Excerpts from a figure dataset
>>>
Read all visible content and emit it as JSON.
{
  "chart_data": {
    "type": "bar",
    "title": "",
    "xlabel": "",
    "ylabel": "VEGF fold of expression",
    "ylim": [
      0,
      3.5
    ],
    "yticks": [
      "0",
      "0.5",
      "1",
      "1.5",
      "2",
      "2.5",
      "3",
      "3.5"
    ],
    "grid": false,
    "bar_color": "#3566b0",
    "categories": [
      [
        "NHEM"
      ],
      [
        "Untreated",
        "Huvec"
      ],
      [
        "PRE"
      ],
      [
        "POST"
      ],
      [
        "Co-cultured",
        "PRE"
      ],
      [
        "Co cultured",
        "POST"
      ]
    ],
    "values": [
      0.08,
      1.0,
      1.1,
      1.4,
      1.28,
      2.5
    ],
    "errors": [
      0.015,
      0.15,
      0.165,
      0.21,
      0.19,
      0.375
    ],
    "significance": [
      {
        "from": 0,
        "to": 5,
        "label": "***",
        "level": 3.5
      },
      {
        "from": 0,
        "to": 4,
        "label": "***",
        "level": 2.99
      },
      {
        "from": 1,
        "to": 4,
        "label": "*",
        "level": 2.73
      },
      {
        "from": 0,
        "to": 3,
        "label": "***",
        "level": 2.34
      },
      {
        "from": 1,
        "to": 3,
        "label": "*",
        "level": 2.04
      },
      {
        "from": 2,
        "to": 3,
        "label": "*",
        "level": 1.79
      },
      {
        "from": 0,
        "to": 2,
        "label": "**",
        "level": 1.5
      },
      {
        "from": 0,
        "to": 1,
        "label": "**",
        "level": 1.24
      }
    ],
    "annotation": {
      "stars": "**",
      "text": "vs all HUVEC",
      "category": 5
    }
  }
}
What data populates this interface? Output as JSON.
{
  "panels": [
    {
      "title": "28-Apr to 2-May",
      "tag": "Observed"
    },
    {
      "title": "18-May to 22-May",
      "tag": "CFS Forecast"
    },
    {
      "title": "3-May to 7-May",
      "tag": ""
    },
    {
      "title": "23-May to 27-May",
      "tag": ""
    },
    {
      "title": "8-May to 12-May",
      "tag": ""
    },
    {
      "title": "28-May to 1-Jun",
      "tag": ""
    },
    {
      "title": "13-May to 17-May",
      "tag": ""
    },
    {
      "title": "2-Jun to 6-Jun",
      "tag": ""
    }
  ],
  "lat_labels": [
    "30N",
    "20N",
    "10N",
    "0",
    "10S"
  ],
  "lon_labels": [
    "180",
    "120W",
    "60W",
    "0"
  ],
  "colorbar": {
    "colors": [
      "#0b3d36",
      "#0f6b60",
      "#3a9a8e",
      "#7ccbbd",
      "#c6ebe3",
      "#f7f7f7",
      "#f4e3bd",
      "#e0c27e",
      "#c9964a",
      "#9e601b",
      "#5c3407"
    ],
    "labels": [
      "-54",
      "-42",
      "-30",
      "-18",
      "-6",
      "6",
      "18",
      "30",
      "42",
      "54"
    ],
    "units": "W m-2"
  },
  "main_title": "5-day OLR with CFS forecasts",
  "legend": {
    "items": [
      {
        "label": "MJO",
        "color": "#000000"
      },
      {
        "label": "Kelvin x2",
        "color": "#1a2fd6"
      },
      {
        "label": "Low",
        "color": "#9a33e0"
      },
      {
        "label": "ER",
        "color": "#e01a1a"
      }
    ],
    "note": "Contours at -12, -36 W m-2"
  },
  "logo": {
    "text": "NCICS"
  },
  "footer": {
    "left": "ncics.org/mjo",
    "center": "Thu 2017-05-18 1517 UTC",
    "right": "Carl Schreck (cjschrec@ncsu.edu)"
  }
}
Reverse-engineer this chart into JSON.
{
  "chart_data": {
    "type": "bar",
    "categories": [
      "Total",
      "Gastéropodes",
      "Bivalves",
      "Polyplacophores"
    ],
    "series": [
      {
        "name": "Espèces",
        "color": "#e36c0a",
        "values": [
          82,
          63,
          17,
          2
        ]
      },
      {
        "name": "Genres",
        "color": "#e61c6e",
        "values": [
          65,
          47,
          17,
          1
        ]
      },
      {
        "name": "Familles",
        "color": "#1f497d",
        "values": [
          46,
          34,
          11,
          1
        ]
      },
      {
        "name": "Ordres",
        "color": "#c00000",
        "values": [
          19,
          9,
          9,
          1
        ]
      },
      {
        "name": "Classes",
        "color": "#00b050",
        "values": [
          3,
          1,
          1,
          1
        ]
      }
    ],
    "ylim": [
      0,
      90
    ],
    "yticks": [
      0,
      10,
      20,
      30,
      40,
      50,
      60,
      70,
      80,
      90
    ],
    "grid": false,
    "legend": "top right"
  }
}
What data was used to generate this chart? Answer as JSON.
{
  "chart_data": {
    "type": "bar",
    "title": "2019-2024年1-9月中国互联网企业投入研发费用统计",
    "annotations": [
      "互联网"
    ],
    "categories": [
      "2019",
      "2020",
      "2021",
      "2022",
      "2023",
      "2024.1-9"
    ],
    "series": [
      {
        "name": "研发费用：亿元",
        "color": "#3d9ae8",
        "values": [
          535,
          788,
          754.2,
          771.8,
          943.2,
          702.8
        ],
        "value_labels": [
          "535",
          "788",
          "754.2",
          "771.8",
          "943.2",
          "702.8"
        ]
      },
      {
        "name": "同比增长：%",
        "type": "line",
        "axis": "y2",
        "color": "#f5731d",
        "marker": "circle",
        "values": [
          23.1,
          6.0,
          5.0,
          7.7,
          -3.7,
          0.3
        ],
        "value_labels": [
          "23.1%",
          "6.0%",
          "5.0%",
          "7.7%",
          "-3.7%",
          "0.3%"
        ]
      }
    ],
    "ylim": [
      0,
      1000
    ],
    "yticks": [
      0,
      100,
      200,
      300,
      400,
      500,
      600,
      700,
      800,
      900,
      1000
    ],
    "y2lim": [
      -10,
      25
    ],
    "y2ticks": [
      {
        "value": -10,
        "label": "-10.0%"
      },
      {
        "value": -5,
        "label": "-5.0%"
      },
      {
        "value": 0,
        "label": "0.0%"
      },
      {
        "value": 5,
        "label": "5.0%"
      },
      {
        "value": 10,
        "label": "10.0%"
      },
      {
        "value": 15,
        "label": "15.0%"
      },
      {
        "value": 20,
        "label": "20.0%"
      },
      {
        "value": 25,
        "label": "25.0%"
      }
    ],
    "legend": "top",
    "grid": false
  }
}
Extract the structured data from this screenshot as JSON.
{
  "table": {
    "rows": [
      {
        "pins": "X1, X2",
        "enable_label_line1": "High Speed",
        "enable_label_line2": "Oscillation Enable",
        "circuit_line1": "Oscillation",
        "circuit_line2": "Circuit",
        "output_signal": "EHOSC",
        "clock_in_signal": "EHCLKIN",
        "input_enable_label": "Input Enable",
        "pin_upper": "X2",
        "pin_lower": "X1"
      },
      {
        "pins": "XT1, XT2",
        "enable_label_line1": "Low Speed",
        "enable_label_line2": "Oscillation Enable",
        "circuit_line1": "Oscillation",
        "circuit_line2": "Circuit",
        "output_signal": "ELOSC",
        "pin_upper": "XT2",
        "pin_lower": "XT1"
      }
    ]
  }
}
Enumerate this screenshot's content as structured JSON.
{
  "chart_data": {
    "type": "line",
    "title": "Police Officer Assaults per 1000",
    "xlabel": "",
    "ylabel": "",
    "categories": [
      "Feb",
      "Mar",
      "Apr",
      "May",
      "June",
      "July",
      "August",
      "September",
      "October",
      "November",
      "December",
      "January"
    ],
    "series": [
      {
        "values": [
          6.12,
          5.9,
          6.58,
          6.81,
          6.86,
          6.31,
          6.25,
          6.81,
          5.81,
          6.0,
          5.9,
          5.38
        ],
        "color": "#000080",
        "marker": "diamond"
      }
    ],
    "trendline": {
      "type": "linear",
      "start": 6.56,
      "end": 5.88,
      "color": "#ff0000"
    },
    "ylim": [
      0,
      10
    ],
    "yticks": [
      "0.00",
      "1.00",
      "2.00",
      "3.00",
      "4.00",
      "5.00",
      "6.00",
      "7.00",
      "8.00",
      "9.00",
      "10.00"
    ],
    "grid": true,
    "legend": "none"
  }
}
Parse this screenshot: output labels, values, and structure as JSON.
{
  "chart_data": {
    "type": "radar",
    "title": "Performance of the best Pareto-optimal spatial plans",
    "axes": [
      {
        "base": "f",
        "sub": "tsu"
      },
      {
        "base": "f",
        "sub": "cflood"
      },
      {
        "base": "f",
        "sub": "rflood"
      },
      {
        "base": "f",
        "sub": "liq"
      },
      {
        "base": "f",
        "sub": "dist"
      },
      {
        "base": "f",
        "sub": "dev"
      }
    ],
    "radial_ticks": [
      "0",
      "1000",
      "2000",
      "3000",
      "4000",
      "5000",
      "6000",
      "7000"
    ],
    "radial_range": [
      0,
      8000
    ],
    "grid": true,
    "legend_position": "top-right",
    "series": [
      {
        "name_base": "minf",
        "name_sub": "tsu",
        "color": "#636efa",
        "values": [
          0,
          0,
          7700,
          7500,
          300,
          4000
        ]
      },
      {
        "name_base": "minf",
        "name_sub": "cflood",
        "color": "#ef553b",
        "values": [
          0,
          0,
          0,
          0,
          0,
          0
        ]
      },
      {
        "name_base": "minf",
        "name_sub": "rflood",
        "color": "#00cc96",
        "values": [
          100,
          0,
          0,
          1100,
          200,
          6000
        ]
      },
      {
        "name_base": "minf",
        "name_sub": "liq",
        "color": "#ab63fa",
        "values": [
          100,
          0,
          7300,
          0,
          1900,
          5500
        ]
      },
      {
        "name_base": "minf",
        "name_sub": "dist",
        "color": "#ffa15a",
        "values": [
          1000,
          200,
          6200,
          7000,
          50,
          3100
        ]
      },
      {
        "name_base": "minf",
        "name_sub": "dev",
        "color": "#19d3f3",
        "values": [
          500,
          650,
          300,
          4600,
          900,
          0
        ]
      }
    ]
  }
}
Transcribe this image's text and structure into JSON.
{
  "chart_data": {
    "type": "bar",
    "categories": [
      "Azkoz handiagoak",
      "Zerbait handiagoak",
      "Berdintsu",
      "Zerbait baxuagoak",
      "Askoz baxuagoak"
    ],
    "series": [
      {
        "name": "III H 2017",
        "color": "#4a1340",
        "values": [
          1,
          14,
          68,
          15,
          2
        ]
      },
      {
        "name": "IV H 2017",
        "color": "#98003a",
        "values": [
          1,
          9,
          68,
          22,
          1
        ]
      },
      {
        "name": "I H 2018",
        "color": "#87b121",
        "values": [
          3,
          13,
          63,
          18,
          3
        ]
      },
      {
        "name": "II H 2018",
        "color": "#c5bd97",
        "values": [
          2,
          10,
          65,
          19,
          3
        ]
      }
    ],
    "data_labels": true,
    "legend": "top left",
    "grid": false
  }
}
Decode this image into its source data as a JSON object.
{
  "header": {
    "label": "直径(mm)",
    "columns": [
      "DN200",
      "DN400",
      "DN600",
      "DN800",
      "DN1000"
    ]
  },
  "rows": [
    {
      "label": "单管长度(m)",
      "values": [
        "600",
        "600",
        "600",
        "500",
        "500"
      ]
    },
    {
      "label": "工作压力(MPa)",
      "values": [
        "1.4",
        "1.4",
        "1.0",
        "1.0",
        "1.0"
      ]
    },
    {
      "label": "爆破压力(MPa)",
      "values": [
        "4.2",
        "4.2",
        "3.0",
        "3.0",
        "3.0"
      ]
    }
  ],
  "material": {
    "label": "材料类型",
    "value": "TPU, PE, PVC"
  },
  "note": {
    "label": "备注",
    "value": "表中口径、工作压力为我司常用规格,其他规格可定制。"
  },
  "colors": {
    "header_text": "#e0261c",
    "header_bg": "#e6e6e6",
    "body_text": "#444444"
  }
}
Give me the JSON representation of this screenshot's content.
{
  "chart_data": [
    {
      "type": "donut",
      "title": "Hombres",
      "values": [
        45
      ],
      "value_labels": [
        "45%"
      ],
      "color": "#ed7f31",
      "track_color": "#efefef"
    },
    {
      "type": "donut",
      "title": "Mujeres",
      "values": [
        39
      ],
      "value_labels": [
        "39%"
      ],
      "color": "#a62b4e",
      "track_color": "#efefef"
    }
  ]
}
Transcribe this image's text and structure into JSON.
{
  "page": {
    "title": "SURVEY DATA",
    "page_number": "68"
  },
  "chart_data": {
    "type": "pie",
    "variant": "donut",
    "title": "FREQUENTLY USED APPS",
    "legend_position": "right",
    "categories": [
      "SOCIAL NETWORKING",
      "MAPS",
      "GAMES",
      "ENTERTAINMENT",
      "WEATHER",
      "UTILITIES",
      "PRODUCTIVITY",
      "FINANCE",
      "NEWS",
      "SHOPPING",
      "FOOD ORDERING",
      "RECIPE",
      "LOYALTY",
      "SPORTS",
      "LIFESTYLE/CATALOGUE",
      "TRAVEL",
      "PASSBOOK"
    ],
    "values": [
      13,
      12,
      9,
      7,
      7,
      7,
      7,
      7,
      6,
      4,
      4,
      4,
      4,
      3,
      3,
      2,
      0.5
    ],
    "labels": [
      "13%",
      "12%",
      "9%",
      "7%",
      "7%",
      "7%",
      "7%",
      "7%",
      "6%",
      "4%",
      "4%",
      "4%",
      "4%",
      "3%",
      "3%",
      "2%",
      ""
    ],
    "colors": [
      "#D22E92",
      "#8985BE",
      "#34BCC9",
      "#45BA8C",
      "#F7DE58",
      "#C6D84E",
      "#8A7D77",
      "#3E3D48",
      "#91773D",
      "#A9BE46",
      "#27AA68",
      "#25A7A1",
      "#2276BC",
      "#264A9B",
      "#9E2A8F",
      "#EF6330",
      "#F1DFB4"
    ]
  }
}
<<<
**Job:** Find each line holding "Zerbait". Copy it out.

**The reply:**
      "Zerbait handiagoak",
      "Zerbait baxuagoak",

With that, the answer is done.